**Extracted text:**
┌──

Stanford EE Computer Systems Colloquium

4:15PM, Wednesday, Apr 04, 2012
Skilling Auditorium, Stanford Campus
http://ee380.stanford.edu

Let's make biology easy to engineer

Drew Endy
Assistant Professor, Bioengineering
Stanford
About the talk:

Our capacity to partner with biology to make useful things is limited by the tools that we use to specify, design, prototype, test, and analyze natural or engineered living systems. Biology has typically been engaged as a "technology of last resort" in attempts to solve problems that other more mature technologies cannot. As a result we can now only celebrate a few idiosyncratic biotechnology successes. We have not yet developed the scientific foundations and engineering processes needed to sustain geometric increases in our capacity to engineer biology. I'll review recent progress on making biology easier to engineer. Specific examples will include the development of a reliable S/R latch that operates in living cells and the beginnings of a genome-scale cellular operating system.

└──

(Data entries)
┌──

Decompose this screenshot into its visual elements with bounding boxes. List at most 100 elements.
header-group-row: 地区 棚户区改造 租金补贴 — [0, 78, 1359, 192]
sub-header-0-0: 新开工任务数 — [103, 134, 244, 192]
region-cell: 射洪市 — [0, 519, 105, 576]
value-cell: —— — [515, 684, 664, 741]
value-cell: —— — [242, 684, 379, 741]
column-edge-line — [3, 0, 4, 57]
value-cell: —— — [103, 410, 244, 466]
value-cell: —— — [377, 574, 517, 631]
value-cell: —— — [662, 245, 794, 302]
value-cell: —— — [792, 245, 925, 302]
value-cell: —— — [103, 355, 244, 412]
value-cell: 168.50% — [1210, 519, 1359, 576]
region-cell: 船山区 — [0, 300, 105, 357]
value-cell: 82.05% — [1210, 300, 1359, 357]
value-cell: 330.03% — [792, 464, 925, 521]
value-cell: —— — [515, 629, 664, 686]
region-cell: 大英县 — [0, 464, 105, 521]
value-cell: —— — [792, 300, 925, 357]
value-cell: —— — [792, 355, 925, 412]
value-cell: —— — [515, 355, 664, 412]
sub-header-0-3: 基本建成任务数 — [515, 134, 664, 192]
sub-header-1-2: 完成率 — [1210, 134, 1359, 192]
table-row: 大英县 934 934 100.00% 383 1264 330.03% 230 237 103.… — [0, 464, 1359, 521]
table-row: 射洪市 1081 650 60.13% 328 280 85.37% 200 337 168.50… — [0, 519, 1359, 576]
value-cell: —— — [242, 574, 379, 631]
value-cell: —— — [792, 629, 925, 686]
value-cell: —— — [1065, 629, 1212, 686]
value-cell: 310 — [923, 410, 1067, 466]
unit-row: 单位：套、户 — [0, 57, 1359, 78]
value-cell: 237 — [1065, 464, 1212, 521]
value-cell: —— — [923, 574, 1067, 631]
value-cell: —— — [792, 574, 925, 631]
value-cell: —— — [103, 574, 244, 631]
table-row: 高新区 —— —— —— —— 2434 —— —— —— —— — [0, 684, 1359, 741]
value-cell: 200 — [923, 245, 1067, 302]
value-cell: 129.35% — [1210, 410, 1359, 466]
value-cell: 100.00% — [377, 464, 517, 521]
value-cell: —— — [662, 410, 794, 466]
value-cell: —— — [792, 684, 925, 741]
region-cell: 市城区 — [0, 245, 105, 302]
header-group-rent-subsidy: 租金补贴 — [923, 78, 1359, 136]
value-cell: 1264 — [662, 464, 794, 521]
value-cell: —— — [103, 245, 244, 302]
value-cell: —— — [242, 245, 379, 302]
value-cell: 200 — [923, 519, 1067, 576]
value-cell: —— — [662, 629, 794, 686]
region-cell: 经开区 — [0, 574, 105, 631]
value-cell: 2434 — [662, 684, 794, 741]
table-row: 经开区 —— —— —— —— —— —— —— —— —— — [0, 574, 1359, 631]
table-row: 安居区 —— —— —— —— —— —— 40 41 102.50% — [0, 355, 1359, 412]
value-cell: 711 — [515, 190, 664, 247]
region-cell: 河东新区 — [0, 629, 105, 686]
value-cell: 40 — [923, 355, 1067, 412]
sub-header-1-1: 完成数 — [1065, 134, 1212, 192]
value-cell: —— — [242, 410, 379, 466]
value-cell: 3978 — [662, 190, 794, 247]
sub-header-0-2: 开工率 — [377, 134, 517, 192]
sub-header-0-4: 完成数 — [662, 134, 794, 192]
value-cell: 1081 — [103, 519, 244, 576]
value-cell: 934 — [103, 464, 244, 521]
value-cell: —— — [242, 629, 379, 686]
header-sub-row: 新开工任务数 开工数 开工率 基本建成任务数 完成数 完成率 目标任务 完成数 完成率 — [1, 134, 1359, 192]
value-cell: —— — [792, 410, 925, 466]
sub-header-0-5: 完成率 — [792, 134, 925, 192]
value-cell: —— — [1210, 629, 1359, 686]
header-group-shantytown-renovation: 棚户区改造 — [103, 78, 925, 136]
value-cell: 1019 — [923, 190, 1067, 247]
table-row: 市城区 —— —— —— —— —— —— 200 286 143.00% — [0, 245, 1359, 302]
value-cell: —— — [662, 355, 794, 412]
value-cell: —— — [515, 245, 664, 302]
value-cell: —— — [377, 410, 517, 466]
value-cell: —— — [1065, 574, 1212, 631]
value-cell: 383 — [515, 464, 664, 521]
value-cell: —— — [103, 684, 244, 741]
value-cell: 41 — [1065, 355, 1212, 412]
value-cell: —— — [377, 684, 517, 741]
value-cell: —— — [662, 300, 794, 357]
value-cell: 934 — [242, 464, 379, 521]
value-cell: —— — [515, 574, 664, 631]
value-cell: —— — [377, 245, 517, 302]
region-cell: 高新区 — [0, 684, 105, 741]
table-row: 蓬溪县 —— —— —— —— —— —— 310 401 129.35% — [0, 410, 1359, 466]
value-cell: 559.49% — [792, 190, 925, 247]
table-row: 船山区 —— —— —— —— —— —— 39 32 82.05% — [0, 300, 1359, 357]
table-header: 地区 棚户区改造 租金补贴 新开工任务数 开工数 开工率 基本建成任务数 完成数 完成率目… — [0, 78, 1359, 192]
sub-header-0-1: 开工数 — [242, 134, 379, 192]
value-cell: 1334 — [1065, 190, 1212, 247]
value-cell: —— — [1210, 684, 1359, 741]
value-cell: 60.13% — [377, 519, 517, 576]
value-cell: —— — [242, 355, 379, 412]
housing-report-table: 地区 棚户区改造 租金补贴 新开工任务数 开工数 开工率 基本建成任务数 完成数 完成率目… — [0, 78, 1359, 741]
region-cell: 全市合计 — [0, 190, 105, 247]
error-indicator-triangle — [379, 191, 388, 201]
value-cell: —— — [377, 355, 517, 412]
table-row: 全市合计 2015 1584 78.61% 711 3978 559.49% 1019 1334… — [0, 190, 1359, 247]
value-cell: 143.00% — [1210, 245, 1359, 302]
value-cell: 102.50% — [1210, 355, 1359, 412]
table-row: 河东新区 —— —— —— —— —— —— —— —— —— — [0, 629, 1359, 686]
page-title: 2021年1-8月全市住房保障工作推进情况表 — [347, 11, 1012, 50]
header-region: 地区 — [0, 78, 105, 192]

└──

**Tasks:**
**A.** According to the colloquium announcement about engineering biology, where does the talk take place?
**B.** Write what comes next in the colloquium announcement about making biology easy to engineer, continuing after its final sentence.

**Exercise answers:**
**A.** Skilling Auditorium, Stanford Campus

**B.**
Suggested Readings and Referenced Websites:

Slides:

There is no downloadable version of the slides for this talk available at this time.

About the speaker:

Drew Endy teaches in the new Bioengineering major at Stanford and previously helped start the Biological Engineering major at MIT. His Stanford research team is pursing one byte of programmable genetically encoded data storage. He also co-founded the BioBricks Foundation as a public-benefit charity that supports the open development of free-to-use standards and technology that enable the engineering of biology. He also organized what has become the International Genetically Engineered Machines (iGEM) competition and the BIOFAB International Open Facility Advancing Biotechnology (BIOFAB).